>> Begin

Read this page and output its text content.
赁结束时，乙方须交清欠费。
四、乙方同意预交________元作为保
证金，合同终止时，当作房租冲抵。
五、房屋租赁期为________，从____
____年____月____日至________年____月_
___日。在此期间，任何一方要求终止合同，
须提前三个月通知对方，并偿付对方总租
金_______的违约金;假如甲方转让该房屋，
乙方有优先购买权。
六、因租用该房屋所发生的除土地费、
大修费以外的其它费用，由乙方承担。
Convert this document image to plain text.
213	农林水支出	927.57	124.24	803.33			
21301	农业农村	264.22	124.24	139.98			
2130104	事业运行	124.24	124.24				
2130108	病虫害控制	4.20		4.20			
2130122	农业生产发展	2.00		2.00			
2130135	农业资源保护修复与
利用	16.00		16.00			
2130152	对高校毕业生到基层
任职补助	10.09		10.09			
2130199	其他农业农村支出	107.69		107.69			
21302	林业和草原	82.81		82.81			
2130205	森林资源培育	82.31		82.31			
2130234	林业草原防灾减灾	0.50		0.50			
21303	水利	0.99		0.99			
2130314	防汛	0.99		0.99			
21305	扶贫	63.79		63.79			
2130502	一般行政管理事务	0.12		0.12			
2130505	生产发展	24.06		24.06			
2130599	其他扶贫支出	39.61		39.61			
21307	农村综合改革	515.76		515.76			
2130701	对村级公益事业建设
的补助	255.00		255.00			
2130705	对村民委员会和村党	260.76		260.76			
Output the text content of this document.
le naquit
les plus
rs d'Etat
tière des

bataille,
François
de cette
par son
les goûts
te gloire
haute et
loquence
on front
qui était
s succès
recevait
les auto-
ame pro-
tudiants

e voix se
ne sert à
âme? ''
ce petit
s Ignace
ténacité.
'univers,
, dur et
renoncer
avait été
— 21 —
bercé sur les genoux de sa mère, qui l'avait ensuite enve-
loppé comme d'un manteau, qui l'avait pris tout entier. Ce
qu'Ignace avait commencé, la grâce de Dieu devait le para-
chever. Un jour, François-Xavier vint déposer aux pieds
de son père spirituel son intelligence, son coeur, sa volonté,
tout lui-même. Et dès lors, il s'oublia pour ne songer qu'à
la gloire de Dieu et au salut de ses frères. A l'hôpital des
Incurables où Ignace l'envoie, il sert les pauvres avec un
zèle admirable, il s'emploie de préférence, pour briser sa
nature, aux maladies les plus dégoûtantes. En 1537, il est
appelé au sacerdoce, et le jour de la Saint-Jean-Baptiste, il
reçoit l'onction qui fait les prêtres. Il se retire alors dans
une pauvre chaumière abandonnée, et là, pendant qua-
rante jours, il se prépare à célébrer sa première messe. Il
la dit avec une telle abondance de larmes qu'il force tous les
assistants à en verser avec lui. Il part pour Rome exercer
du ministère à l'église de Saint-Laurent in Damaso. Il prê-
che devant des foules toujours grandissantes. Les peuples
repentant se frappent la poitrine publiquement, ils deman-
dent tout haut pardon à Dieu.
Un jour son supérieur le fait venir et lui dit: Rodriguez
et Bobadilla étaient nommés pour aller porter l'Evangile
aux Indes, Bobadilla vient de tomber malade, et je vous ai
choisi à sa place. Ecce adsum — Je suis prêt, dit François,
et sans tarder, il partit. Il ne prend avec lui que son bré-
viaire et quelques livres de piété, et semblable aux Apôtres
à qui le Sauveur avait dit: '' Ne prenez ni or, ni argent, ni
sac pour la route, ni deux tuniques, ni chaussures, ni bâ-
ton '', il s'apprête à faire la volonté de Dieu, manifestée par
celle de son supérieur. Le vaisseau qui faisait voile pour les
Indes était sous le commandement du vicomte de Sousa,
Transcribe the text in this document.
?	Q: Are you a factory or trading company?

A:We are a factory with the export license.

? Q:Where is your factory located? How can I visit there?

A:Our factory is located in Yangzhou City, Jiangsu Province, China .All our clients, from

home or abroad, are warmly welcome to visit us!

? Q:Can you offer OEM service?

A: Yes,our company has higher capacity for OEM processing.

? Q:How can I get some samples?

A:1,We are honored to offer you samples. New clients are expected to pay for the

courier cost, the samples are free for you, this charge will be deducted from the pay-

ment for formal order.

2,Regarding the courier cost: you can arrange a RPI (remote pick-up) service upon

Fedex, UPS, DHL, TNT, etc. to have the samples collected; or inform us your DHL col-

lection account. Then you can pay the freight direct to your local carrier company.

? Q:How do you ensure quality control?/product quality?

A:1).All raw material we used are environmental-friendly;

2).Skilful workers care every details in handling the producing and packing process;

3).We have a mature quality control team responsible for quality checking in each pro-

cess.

>> End

* [WHAT YOU WILL DO]: Reproduce the records above exactly as they appear.

* [OUTPUT OF THE EXERCISE]:
Read this page and output its text content.
赁结束时，乙方须交清欠费。
四、乙方同意预交________元作为保
证金，合同终止时，当作房租冲抵。
五、房屋租赁期为________，从____
____年____月____日至________年____月_
___日。在此期间，任何一方要求终止合同，
须提前三个月通知对方，并偿付对方总租
金_______的违约金;假如甲方转让该房屋，
乙方有优先购买权。
六、因租用该房屋所发生的除土地费、
大修费以外的其它费用，由乙方承担。
Convert this document image to plain text.
213	农林水支出	927.57	124.24	803.33			
21301	农业农村	264.22	124.24	139.98			
2130104	事业运行	124.24	124.24				
2130108	病虫害控制	4.20		4.20			
2130122	农业生产发展	2.00		2.00			
2130135	农业资源保护修复与
利用	16.00		16.00			
2130152	对高校毕业生到基层
任职补助	10.09		10.09			
2130199	其他农业农村支出	107.69		107.69			
21302	林业和草原	82.81		82.81			
2130205	森林资源培育	82.31		82.31			
2130234	林业草原防灾减灾	0.50		0.50			
21303	水利	0.99		0.99			
2130314	防汛	0.99		0.99			
21305	扶贫	63.79		63.79			
2130502	一般行政管理事务	0.12		0.12			
2130505	生产发展	24.06		24.06			
2130599	其他扶贫支出	39.61		39.61			
21307	农村综合改革	515.76		515.76			
2130701	对村级公益事业建设
的补助	255.00		255.00			
2130705	对村民委员会和村党	260.76		260.76			
Output the text content of this document.
le naquit
les plus
rs d'Etat
tière des

bataille,
François
de cette
par son
les goûts
te gloire
haute et
loquence
on front
qui était
s succès
recevait
les auto-
ame pro-
tudiants

e voix se
ne sert à
âme? ''
ce petit
s Ignace
ténacité.
'univers,
, dur et
renoncer
avait été
— 21 —
bercé sur les genoux de sa mère, qui l'avait ensuite enve-
loppé comme d'un manteau, qui l'avait pris tout entier. Ce
qu'Ignace avait commencé, la grâce de Dieu devait le para-
chever. Un jour, François-Xavier vint déposer aux pieds
de son père spirituel son intelligence, son coeur, sa volonté,
tout lui-même. Et dès lors, il s'oublia pour ne songer qu'à
la gloire de Dieu et au salut de ses frères. A l'hôpital des
Incurables où Ignace l'envoie, il sert les pauvres avec un
zèle admirable, il s'emploie de préférence, pour briser sa
nature, aux maladies les plus dégoûtantes. En 1537, il est
appelé au sacerdoce, et le jour de la Saint-Jean-Baptiste, il
reçoit l'onction qui fait les prêtres. Il se retire alors dans
une pauvre chaumière abandonnée, et là, pendant qua-
rante jours, il se prépare à célébrer sa première messe. Il
la dit avec une telle abondance de larmes qu'il force tous les
assistants à en verser avec lui. Il part pour Rome exercer
du ministère à l'église de Saint-Laurent in Damaso. Il prê-
che devant des foules toujours grandissantes. Les peuples
repentant se frappent la poitrine publiquement, ils deman-
dent tout haut pardon à Dieu.
Un jour son supérieur le fait venir et lui dit: Rodriguez
et Bobadilla étaient nommés pour aller porter l'Evangile
aux Indes, Bobadilla vient de tomber malade, et je vous ai
choisi à sa place. Ecce adsum — Je suis prêt, dit François,
et sans tarder, il partit. Il ne prend avec lui que son bré-
viaire et quelques livres de piété, et semblable aux Apôtres
à qui le Sauveur avait dit: '' Ne prenez ni or, ni argent, ni
sac pour la route, ni deux tuniques, ni chaussures, ni bâ-
ton '', il s'apprête à faire la volonté de Dieu, manifestée par
celle de son supérieur. Le vaisseau qui faisait voile pour les
Indes était sous le commandement du vicomte de Sousa,
Transcribe the text in this document.
?	Q: Are you a factory or trading company?

A:We are a factory with the export license.

? Q:Where is your factory located? How can I visit there?

A:Our factory is located in Yangzhou City, Jiangsu Province, China .All our clients, from

home or abroad, are warmly welcome to visit us!

? Q:Can you offer OEM service?

A: Yes,our company has higher capacity for OEM processing.

? Q:How can I get some samples?

A:1,We are honored to offer you samples. New clients are expected to pay for the

courier cost, the samples are free for you, this charge will be deducted from the pay-

ment for formal order.

2,Regarding the courier cost: you can arrange a RPI (remote pick-up) service upon

Fedex, UPS, DHL, TNT, etc. to have the samples collected; or inform us your DHL col-

lection account. Then you can pay the freight direct to your local carrier company.

? Q:How do you ensure quality control?/product quality?

A:1).All raw material we used are environmental-friendly;

2).Skilful workers care every details in handling the producing and packing process;

3).We have a mature quality control team responsible for quality checking in each pro-

cess.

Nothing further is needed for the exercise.